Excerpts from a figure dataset
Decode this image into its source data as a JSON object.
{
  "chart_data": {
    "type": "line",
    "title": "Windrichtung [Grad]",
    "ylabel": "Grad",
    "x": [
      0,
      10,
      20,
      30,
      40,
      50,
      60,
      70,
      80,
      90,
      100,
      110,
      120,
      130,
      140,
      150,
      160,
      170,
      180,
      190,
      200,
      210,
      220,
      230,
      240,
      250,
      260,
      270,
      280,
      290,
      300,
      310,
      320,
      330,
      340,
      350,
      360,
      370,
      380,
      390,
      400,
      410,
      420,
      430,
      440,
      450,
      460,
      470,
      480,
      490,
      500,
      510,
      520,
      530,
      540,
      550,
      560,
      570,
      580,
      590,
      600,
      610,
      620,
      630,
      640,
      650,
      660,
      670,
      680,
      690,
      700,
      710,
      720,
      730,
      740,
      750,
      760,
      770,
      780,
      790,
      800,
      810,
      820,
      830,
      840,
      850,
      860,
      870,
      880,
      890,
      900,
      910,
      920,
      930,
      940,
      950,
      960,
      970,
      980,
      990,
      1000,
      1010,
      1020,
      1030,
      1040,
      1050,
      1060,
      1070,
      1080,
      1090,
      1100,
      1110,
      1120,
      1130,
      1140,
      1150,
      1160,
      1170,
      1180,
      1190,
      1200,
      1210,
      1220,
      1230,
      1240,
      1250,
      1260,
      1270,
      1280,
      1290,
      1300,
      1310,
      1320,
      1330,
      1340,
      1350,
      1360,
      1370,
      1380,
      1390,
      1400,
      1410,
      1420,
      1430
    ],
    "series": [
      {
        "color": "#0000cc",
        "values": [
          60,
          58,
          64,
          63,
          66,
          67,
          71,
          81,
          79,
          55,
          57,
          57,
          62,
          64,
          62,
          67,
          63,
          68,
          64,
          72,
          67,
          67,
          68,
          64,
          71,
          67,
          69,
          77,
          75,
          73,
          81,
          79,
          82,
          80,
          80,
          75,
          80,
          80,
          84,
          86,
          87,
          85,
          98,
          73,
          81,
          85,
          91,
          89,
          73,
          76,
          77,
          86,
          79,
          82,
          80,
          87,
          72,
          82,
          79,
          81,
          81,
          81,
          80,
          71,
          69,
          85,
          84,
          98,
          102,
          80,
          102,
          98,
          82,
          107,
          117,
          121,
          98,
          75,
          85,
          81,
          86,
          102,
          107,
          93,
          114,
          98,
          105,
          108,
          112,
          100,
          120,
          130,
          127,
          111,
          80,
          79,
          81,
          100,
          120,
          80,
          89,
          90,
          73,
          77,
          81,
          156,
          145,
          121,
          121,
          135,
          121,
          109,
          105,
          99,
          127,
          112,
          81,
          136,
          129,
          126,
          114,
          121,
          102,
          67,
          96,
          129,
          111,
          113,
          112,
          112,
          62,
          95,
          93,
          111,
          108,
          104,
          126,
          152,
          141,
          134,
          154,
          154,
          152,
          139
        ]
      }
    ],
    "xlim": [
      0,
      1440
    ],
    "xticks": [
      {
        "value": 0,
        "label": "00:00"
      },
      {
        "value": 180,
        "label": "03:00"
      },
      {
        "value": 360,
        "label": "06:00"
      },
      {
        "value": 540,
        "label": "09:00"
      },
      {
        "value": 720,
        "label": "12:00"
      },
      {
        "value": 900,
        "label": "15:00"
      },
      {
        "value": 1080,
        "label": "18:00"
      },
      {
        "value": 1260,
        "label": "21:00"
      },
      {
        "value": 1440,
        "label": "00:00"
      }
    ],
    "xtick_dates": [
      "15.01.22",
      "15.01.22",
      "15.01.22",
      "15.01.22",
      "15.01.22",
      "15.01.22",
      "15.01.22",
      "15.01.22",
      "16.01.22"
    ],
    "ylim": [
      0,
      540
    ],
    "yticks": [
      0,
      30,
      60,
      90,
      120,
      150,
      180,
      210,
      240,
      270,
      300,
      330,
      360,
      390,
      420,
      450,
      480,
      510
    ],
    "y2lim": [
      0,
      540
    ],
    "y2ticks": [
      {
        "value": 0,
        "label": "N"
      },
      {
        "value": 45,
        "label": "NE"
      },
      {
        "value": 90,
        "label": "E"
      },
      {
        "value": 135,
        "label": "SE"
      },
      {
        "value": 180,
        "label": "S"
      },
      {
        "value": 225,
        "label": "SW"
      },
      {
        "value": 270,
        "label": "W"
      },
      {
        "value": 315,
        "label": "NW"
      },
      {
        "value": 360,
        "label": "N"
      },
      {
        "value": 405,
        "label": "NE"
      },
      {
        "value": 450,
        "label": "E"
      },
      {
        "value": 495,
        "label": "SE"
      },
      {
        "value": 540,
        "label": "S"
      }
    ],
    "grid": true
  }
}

● **PROMPT**: Sift through the entries and copy every line with "Grad".

● **SOLUTION TO THIS EXERCISE**:
    "title": "Windrichtung [Grad]",
    "ylabel": "Grad",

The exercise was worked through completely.